• **Stored dataset items**
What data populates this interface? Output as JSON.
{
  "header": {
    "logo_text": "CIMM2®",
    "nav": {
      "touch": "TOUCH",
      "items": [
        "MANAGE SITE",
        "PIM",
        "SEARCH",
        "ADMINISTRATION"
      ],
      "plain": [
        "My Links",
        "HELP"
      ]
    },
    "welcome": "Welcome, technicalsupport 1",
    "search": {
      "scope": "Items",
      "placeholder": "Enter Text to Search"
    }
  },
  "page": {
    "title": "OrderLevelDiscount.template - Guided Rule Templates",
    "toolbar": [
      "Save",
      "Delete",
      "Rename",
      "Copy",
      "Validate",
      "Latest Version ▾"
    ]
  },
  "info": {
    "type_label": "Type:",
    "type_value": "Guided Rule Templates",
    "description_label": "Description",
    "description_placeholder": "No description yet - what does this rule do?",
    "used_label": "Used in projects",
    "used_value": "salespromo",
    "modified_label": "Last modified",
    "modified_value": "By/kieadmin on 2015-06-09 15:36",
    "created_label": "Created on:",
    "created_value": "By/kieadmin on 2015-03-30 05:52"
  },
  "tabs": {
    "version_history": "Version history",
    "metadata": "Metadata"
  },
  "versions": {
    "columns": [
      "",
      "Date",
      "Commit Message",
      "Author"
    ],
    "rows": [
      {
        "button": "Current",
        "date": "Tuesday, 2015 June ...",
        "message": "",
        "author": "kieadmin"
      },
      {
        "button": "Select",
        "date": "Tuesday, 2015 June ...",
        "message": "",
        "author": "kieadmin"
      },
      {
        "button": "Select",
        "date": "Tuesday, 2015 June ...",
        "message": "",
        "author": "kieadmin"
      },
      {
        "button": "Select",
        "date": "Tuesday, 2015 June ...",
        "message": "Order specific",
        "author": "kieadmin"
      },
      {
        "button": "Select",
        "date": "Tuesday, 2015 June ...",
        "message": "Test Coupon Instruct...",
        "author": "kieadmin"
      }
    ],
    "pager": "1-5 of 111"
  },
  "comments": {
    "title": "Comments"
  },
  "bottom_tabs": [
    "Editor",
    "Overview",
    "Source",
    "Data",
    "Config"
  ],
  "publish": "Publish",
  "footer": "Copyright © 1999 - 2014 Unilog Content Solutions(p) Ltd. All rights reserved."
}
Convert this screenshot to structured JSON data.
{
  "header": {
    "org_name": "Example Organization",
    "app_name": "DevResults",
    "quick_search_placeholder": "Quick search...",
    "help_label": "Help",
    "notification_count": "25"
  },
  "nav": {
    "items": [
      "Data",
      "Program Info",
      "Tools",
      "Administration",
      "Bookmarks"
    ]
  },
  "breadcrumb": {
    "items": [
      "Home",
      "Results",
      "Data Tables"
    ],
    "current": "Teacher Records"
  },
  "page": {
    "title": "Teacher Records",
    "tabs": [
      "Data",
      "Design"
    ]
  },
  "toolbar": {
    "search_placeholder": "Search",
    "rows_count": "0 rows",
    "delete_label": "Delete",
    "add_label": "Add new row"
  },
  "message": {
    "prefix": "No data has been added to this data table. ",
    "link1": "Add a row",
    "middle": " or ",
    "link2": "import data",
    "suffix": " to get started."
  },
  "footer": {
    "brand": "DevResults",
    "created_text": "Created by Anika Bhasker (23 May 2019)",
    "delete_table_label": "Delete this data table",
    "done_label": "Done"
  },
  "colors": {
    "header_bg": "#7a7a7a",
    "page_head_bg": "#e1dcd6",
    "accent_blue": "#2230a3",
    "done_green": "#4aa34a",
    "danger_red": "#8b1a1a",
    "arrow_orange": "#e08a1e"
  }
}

• **Direction**
Every line that holds the word "Guided" should be extracted.

• **Exercise response**
    "title": "OrderLevelDiscount.template - Guided Rule Templates",
    "type_value": "Guided Rule Templates",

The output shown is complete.